• [Short task] Return a copy of each line that holds the string "HILL".
____
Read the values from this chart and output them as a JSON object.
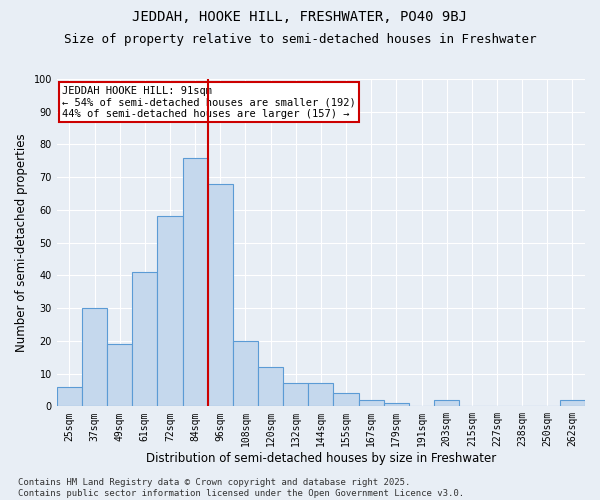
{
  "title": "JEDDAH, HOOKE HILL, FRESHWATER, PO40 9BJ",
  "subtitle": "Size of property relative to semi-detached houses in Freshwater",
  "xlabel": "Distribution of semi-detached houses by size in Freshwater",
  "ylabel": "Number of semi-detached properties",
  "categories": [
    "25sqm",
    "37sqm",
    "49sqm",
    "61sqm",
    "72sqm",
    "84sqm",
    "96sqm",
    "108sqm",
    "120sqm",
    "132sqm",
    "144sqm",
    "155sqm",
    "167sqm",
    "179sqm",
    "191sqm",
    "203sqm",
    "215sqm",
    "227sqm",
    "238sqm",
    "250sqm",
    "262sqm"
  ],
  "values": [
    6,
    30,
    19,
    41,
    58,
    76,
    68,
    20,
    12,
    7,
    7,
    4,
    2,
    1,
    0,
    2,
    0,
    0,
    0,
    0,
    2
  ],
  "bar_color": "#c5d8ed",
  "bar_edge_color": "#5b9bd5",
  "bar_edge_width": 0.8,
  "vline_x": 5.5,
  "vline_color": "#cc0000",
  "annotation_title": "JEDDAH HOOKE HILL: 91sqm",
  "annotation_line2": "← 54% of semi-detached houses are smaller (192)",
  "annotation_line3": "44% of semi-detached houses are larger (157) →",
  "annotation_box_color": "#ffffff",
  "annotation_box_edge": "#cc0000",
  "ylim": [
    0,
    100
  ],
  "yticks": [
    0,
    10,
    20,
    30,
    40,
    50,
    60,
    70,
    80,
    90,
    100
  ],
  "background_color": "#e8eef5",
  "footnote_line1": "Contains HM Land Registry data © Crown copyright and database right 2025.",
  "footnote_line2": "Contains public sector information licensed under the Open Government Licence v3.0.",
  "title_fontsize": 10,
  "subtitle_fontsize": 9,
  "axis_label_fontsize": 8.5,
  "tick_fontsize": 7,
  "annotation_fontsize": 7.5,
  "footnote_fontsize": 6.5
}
____
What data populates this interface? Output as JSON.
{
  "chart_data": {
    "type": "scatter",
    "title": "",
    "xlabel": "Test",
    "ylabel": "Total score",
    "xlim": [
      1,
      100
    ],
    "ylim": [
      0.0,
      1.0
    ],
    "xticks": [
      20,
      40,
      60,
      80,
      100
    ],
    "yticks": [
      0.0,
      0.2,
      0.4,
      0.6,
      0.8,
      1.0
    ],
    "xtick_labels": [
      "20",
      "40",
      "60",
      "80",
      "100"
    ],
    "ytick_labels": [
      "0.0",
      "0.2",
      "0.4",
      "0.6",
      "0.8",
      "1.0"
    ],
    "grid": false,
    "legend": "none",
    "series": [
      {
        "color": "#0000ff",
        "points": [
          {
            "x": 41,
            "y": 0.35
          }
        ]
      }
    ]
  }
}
____
• [Answer for this exercise]
  "title": "JEDDAH, HOOKE HILL, FRESHWATER, PO40 9BJ",
  "annotation_title": "JEDDAH HOOKE HILL: 91sqm",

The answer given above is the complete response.